EXERCISE AIM ->
Locate and copy all lines bearing the word "Antarctica".

**** PROVIDED INFORMATION ****

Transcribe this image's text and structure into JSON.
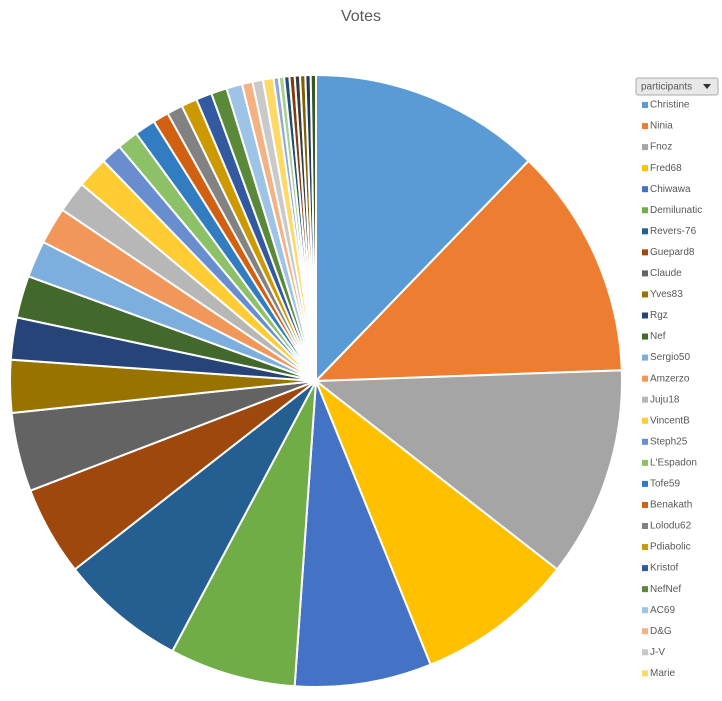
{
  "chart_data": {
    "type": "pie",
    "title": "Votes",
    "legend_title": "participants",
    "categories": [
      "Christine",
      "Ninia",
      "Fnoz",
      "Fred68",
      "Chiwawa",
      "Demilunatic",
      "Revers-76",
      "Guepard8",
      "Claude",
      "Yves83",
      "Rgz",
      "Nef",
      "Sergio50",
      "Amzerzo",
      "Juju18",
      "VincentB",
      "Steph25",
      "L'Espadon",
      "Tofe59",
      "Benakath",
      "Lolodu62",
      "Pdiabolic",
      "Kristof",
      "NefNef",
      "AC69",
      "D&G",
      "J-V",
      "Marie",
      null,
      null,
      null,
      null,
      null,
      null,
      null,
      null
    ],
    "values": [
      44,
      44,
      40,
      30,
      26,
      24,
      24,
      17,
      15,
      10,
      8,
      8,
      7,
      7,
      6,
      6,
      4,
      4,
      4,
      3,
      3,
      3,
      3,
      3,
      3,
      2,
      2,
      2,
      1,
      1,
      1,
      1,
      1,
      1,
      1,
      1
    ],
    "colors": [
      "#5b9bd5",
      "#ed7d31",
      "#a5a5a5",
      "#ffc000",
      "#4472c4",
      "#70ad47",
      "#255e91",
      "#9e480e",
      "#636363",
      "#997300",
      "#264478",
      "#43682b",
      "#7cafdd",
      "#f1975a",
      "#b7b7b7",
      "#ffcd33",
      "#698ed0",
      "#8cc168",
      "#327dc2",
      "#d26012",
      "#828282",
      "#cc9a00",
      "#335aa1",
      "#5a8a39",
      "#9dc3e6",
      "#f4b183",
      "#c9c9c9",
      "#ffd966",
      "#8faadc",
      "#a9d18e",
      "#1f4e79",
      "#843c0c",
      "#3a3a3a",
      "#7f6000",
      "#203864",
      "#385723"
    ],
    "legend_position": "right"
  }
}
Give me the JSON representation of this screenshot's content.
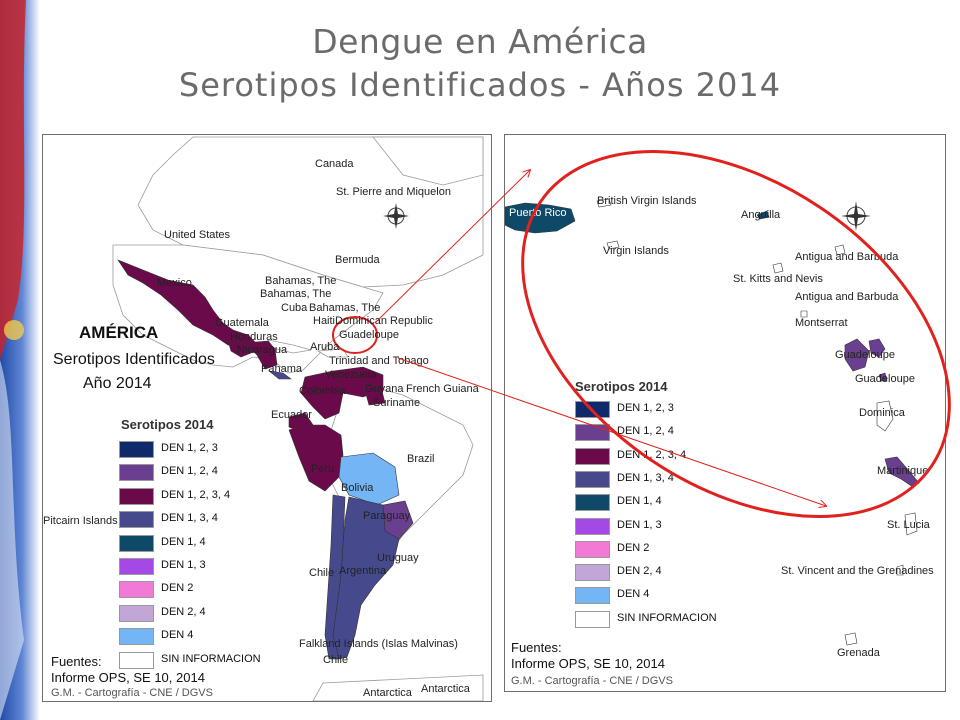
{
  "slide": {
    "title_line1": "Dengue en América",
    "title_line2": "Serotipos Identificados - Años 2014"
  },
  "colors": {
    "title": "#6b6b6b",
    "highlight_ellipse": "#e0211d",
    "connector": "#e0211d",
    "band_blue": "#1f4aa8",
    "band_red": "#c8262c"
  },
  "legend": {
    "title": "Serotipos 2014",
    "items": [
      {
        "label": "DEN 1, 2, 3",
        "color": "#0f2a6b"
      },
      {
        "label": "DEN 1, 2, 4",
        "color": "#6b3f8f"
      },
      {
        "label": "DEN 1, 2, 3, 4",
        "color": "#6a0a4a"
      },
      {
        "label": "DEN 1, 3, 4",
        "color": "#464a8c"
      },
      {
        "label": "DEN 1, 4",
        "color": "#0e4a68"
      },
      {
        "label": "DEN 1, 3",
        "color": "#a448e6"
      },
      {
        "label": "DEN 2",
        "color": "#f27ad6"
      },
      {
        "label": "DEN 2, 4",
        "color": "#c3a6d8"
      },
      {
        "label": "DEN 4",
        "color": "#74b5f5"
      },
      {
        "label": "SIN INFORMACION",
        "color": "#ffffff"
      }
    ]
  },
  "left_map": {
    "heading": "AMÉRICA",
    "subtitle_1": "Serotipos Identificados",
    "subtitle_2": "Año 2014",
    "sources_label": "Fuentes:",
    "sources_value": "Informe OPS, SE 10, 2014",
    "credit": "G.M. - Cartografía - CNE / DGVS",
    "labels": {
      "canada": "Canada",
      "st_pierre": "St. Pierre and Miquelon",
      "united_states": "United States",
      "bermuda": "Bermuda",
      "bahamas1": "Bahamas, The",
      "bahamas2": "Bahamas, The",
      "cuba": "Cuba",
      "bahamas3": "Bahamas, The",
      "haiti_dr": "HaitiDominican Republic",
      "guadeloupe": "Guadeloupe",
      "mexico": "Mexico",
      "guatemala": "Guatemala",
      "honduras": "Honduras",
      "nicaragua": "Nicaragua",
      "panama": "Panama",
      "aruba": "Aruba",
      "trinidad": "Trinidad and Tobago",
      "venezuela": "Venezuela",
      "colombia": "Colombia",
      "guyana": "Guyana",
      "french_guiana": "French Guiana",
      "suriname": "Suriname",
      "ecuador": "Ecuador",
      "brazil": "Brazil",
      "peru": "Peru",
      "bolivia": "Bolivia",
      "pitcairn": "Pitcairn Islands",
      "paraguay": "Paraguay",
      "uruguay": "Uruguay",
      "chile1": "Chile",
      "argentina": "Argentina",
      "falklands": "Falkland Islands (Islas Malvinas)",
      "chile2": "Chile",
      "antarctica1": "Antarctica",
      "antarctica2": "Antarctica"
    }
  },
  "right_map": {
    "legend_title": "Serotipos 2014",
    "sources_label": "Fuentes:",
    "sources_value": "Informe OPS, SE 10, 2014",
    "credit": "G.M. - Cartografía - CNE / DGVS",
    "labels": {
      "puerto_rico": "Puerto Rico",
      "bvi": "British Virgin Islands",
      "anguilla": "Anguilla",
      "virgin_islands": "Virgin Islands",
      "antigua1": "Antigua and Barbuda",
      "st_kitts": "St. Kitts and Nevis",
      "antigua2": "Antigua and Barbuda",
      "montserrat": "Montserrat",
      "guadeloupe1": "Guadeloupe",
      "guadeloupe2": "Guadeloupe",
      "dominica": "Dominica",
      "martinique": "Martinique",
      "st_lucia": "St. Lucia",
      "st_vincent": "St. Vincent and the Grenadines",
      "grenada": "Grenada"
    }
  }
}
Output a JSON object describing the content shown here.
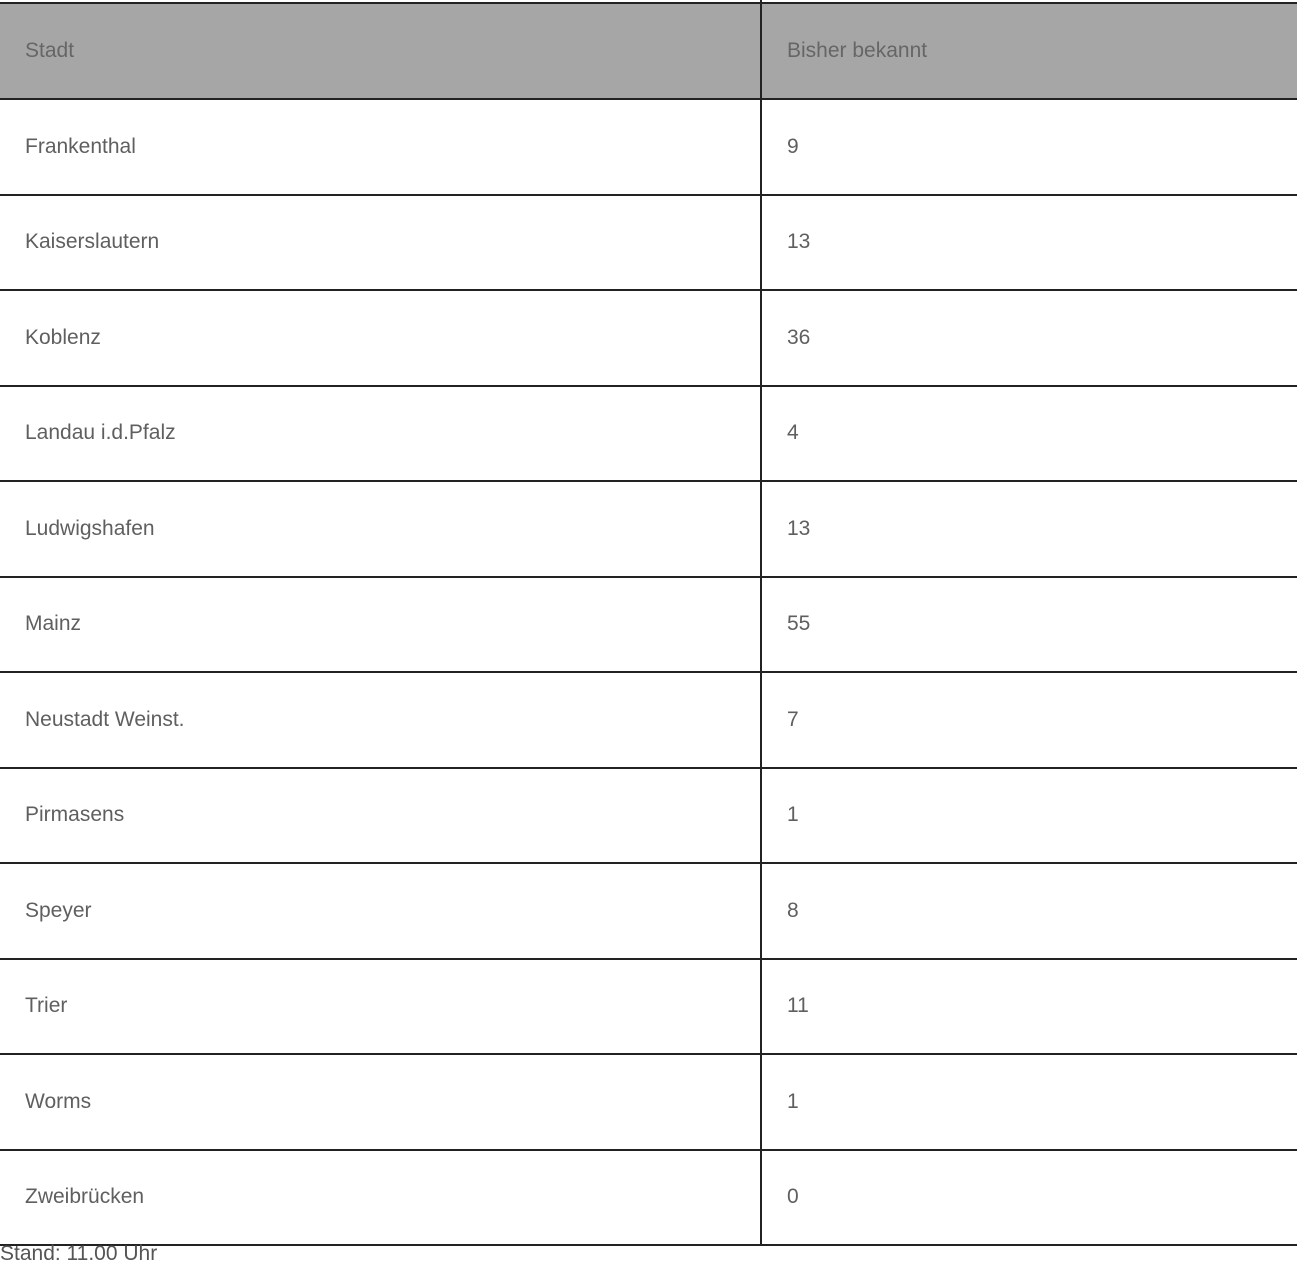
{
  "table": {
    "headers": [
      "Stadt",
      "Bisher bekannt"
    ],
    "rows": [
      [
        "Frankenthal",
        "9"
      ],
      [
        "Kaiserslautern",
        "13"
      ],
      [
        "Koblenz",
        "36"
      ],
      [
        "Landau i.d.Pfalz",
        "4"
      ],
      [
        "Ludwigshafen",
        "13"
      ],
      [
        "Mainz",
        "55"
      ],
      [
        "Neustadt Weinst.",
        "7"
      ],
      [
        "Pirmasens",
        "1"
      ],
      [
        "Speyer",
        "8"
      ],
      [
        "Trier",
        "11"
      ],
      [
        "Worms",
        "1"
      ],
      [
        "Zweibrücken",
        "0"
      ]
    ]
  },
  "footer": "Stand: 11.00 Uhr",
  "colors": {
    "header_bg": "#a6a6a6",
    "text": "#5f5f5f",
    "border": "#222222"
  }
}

****

WORKED SOLUTION ->
      "antarctica1": "Antarctica",
      "antarctica2": "Antarctica"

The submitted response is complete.